STATED EXERCISE: Reproduce the listing below in its entirety. Change nothing.

LISTED RECORDS:
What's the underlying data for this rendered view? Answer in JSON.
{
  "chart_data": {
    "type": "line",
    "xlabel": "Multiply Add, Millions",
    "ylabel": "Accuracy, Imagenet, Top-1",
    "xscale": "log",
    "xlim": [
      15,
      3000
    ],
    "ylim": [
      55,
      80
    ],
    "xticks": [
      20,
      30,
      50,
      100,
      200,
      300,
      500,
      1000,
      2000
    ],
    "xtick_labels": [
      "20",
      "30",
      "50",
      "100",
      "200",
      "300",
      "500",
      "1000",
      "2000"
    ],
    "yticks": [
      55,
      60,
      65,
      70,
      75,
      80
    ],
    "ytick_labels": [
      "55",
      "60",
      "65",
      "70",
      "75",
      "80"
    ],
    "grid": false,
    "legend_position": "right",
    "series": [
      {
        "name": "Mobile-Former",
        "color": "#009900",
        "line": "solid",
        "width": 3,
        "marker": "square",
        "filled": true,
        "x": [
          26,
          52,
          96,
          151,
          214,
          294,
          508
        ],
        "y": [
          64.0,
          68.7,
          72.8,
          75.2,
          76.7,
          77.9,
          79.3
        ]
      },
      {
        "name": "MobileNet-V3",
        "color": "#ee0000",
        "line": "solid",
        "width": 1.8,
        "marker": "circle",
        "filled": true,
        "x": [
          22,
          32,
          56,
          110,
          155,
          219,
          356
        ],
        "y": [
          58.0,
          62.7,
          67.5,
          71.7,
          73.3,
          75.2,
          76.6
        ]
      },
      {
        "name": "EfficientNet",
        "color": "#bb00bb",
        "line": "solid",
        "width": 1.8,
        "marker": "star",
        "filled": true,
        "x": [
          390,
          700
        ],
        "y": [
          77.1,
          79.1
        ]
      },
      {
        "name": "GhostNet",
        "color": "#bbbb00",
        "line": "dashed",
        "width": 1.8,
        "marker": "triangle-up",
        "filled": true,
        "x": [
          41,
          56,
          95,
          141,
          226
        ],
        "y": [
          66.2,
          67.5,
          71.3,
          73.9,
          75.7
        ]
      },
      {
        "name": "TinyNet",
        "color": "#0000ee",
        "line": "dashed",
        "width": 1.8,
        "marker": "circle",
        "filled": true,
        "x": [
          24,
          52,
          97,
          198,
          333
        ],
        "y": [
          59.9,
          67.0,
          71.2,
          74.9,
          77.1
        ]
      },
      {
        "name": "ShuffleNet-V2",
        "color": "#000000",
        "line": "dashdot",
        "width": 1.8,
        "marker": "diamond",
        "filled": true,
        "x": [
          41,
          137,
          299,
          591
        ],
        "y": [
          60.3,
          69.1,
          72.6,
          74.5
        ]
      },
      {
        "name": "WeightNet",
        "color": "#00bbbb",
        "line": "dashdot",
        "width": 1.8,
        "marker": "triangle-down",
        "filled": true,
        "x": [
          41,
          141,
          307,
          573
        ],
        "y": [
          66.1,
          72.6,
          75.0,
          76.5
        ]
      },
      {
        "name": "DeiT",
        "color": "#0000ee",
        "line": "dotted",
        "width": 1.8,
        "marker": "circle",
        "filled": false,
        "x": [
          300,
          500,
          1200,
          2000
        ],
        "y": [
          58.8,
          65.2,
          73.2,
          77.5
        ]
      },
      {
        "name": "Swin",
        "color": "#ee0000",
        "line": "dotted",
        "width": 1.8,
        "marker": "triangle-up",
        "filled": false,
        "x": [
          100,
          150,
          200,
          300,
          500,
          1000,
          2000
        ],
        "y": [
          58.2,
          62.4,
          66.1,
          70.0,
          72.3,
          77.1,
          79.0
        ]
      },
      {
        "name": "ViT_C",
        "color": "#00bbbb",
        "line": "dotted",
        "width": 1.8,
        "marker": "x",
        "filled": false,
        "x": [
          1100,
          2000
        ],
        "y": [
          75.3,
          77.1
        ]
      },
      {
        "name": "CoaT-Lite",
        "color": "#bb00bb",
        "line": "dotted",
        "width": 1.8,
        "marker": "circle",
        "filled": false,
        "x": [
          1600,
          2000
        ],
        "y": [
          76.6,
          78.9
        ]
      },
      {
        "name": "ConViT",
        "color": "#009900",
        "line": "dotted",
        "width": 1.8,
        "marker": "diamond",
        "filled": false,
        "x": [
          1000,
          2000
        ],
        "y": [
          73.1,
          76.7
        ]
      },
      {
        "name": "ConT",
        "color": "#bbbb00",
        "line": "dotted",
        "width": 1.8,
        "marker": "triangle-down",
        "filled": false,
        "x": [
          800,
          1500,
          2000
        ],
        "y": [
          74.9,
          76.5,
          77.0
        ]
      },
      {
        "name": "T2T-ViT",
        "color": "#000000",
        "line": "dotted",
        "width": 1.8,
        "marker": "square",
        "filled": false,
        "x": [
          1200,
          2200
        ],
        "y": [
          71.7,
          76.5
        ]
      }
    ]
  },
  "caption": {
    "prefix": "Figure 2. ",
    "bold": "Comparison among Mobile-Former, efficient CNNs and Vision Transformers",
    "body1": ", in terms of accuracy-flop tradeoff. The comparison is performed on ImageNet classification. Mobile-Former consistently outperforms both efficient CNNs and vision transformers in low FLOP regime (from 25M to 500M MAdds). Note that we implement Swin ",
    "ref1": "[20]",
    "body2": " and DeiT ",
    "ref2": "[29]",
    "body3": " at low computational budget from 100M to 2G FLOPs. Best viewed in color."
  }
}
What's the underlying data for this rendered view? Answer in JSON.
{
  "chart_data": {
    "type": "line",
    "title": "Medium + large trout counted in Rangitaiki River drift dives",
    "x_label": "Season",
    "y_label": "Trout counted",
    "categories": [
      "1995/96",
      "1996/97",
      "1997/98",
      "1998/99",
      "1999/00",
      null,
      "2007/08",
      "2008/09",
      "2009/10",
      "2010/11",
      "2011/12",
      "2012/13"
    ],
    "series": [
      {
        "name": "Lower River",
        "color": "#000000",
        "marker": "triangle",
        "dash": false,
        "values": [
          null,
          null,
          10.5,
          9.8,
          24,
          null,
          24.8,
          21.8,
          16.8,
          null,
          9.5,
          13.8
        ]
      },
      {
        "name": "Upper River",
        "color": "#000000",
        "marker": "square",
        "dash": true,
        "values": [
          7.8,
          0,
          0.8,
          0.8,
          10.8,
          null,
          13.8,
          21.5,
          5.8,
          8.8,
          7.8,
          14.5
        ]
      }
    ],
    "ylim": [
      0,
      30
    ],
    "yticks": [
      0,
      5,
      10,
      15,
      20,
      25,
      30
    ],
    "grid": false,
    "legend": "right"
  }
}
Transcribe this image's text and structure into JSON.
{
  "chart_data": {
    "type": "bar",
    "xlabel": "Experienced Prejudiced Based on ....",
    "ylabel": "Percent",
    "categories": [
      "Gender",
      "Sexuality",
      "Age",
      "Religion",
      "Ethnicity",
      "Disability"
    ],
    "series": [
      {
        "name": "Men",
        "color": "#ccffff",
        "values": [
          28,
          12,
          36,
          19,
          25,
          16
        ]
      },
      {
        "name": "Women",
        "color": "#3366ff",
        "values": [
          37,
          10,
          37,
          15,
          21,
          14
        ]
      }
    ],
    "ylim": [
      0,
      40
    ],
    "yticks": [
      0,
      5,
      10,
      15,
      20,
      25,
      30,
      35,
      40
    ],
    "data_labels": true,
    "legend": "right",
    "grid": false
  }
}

EXPECTED ANSWER:
What's the underlying data for this rendered view? Answer in JSON.
{
  "chart_data": {
    "type": "line",
    "xlabel": "Multiply Add, Millions",
    "ylabel": "Accuracy, Imagenet, Top-1",
    "xscale": "log",
    "xlim": [
      15,
      3000
    ],
    "ylim": [
      55,
      80
    ],
    "xticks": [
      20,
      30,
      50,
      100,
      200,
      300,
      500,
      1000,
      2000
    ],
    "xtick_labels": [
      "20",
      "30",
      "50",
      "100",
      "200",
      "300",
      "500",
      "1000",
      "2000"
    ],
    "yticks": [
      55,
      60,
      65,
      70,
      75,
      80
    ],
    "ytick_labels": [
      "55",
      "60",
      "65",
      "70",
      "75",
      "80"
    ],
    "grid": false,
    "legend_position": "right",
    "series": [
      {
        "name": "Mobile-Former",
        "color": "#009900",
        "line": "solid",
        "width": 3,
        "marker": "square",
        "filled": true,
        "x": [
          26,
          52,
          96,
          151,
          214,
          294,
          508
        ],
        "y": [
          64.0,
          68.7,
          72.8,
          75.2,
          76.7,
          77.9,
          79.3
        ]
      },
      {
        "name": "MobileNet-V3",
        "color": "#ee0000",
        "line": "solid",
        "width": 1.8,
        "marker": "circle",
        "filled": true,
        "x": [
          22,
          32,
          56,
          110,
          155,
          219,
          356
        ],
        "y": [
          58.0,
          62.7,
          67.5,
          71.7,
          73.3,
          75.2,
          76.6
        ]
      },
      {
        "name": "EfficientNet",
        "color": "#bb00bb",
        "line": "solid",
        "width": 1.8,
        "marker": "star",
        "filled": true,
        "x": [
          390,
          700
        ],
        "y": [
          77.1,
          79.1
        ]
      },
      {
        "name": "GhostNet",
        "color": "#bbbb00",
        "line": "dashed",
        "width": 1.8,
        "marker": "triangle-up",
        "filled": true,
        "x": [
          41,
          56,
          95,
          141,
          226
        ],
        "y": [
          66.2,
          67.5,
          71.3,
          73.9,
          75.7
        ]
      },
      {
        "name": "TinyNet",
        "color": "#0000ee",
        "line": "dashed",
        "width": 1.8,
        "marker": "circle",
        "filled": true,
        "x": [
          24,
          52,
          97,
          198,
          333
        ],
        "y": [
          59.9,
          67.0,
          71.2,
          74.9,
          77.1
        ]
      },
      {
        "name": "ShuffleNet-V2",
        "color": "#000000",
        "line": "dashdot",
        "width": 1.8,
        "marker": "diamond",
        "filled": true,
        "x": [
          41,
          137,
          299,
          591
        ],
        "y": [
          60.3,
          69.1,
          72.6,
          74.5
        ]
      },
      {
        "name": "WeightNet",
        "color": "#00bbbb",
        "line": "dashdot",
        "width": 1.8,
        "marker": "triangle-down",
        "filled": true,
        "x": [
          41,
          141,
          307,
          573
        ],
        "y": [
          66.1,
          72.6,
          75.0,
          76.5
        ]
      },
      {
        "name": "DeiT",
        "color": "#0000ee",
        "line": "dotted",
        "width": 1.8,
        "marker": "circle",
        "filled": false,
        "x": [
          300,
          500,
          1200,
          2000
        ],
        "y": [
          58.8,
          65.2,
          73.2,
          77.5
        ]
      },
      {
        "name": "Swin",
        "color": "#ee0000",
        "line": "dotted",
        "width": 1.8,
        "marker": "triangle-up",
        "filled": false,
        "x": [
          100,
          150,
          200,
          300,
          500,
          1000,
          2000
        ],
        "y": [
          58.2,
          62.4,
          66.1,
          70.0,
          72.3,
          77.1,
          79.0
        ]
      },
      {
        "name": "ViT_C",
        "color": "#00bbbb",
        "line": "dotted",
        "width": 1.8,
        "marker": "x",
        "filled": false,
        "x": [
          1100,
          2000
        ],
        "y": [
          75.3,
          77.1
        ]
      },
      {
        "name": "CoaT-Lite",
        "color": "#bb00bb",
        "line": "dotted",
        "width": 1.8,
        "marker": "circle",
        "filled": false,
        "x": [
          1600,
          2000
        ],
        "y": [
          76.6,
          78.9
        ]
      },
      {
        "name": "ConViT",
        "color": "#009900",
        "line": "dotted",
        "width": 1.8,
        "marker": "diamond",
        "filled": false,
        "x": [
          1000,
          2000
        ],
        "y": [
          73.1,
          76.7
        ]
      },
      {
        "name": "ConT",
        "color": "#bbbb00",
        "line": "dotted",
        "width": 1.8,
        "marker": "triangle-down",
        "filled": false,
        "x": [
          800,
          1500,
          2000
        ],
        "y": [
          74.9,
          76.5,
          77.0
        ]
      },
      {
        "name": "T2T-ViT",
        "color": "#000000",
        "line": "dotted",
        "width": 1.8,
        "marker": "square",
        "filled": false,
        "x": [
          1200,
          2200
        ],
        "y": [
          71.7,
          76.5
        ]
      }
    ]
  },
  "caption": {
    "prefix": "Figure 2. ",
    "bold": "Comparison among Mobile-Former, efficient CNNs and Vision Transformers",
    "body1": ", in terms of accuracy-flop tradeoff. The comparison is performed on ImageNet classification. Mobile-Former consistently outperforms both efficient CNNs and vision transformers in low FLOP regime (from 25M to 500M MAdds). Note that we implement Swin ",
    "ref1": "[20]",
    "body2": " and DeiT ",
    "ref2": "[29]",
    "body3": " at low computational budget from 100M to 2G FLOPs. Best viewed in color."
  }
}
What's the underlying data for this rendered view? Answer in JSON.
{
  "chart_data": {
    "type": "line",
    "title": "Medium + large trout counted in Rangitaiki River drift dives",
    "x_label": "Season",
    "y_label": "Trout counted",
    "categories": [
      "1995/96",
      "1996/97",
      "1997/98",
      "1998/99",
      "1999/00",
      null,
      "2007/08",
      "2008/09",
      "2009/10",
      "2010/11",
      "2011/12",
      "2012/13"
    ],
    "series": [
      {
        "name": "Lower River",
        "color": "#000000",
        "marker": "triangle",
        "dash": false,
        "values": [
          null,
          null,
          10.5,
          9.8,
          24,
          null,
          24.8,
          21.8,
          16.8,
          null,
          9.5,
          13.8
        ]
      },
      {
        "name": "Upper River",
        "color": "#000000",
        "marker": "square",
        "dash": true,
        "values": [
          7.8,
          0,
          0.8,
          0.8,
          10.8,
          null,
          13.8,
          21.5,
          5.8,
          8.8,
          7.8,
          14.5
        ]
      }
    ],
    "ylim": [
      0,
      30
    ],
    "yticks": [
      0,
      5,
      10,
      15,
      20,
      25,
      30
    ],
    "grid": false,
    "legend": "right"
  }
}
Transcribe this image's text and structure into JSON.
{
  "chart_data": {
    "type": "bar",
    "xlabel": "Experienced Prejudiced Based on ....",
    "ylabel": "Percent",
    "categories": [
      "Gender",
      "Sexuality",
      "Age",
      "Religion",
      "Ethnicity",
      "Disability"
    ],
    "series": [
      {
        "name": "Men",
        "color": "#ccffff",
        "values": [
          28,
          12,
          36,
          19,
          25,
          16
        ]
      },
      {
        "name": "Women",
        "color": "#3366ff",
        "values": [
          37,
          10,
          37,
          15,
          21,
          14
        ]
      }
    ],
    "ylim": [
      0,
      40
    ],
    "yticks": [
      0,
      5,
      10,
      15,
      20,
      25,
      30,
      35,
      40
    ],
    "data_labels": true,
    "legend": "right",
    "grid": false
  }
}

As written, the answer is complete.